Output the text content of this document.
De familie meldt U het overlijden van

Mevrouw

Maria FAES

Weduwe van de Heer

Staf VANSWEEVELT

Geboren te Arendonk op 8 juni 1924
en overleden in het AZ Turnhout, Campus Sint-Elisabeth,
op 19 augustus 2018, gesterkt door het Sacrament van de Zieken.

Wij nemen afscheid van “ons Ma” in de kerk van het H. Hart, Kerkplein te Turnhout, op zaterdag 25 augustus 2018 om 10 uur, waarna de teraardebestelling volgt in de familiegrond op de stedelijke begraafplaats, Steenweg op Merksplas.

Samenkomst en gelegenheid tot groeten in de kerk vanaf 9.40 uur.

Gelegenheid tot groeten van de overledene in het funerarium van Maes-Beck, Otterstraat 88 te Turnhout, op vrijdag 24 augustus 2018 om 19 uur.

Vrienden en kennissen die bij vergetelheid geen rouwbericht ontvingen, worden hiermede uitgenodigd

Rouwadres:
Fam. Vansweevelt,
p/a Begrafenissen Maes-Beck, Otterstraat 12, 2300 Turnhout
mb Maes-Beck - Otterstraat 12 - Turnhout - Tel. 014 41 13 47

■ ■ ■ ■ ■ ■ ■

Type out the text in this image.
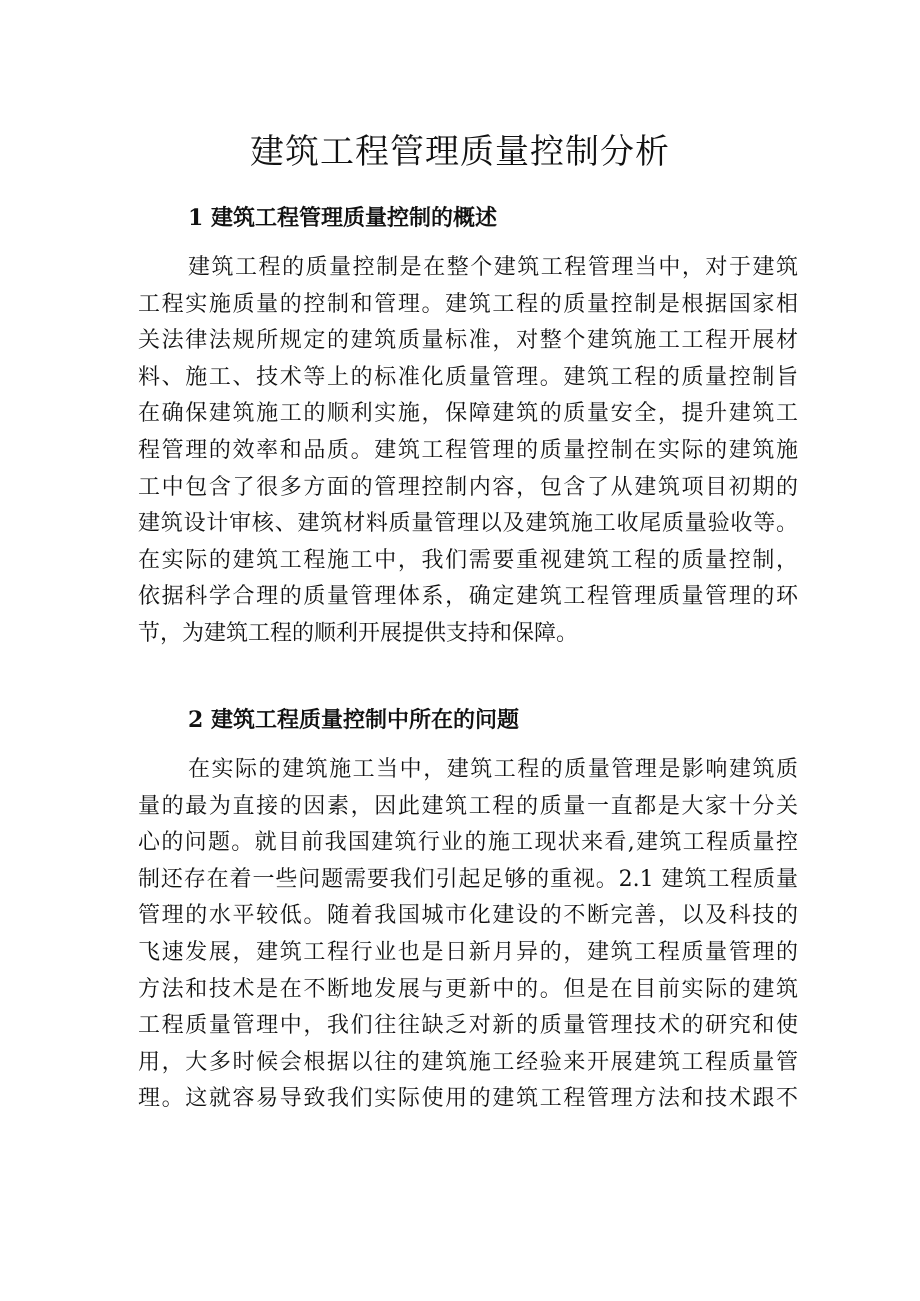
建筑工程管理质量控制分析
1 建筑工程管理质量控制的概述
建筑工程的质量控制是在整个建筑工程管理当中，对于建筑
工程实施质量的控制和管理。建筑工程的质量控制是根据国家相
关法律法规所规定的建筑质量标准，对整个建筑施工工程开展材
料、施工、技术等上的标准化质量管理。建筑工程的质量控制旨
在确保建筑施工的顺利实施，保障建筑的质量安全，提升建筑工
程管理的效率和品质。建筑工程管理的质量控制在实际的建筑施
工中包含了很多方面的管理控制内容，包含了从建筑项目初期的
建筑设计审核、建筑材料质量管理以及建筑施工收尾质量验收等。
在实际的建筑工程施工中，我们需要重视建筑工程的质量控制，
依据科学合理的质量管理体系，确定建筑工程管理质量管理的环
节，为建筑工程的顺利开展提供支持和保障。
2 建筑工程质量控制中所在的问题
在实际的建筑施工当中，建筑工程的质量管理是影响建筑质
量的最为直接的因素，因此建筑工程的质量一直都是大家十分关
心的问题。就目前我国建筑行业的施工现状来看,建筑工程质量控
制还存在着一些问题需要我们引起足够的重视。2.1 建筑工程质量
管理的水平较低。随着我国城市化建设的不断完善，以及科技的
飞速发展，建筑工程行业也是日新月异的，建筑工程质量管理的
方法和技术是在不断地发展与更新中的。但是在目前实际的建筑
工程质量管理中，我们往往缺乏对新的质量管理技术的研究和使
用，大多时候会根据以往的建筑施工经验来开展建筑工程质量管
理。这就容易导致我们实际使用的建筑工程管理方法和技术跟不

■ ■ ■ ■ ■ ■ ■

▶ Your objective
In the listing, find every line containing the word "groeten" and list it.

▶ Answer to this task
Samenkomst en gelegenheid tot groeten in de kerk vanaf 9.40 uur.
Gelegenheid tot groeten van de overledene in het funerarium van Maes-Beck, Otterstraat 88 te Turnhout, op vrijdag 24 augustus 2018 om 19 uur.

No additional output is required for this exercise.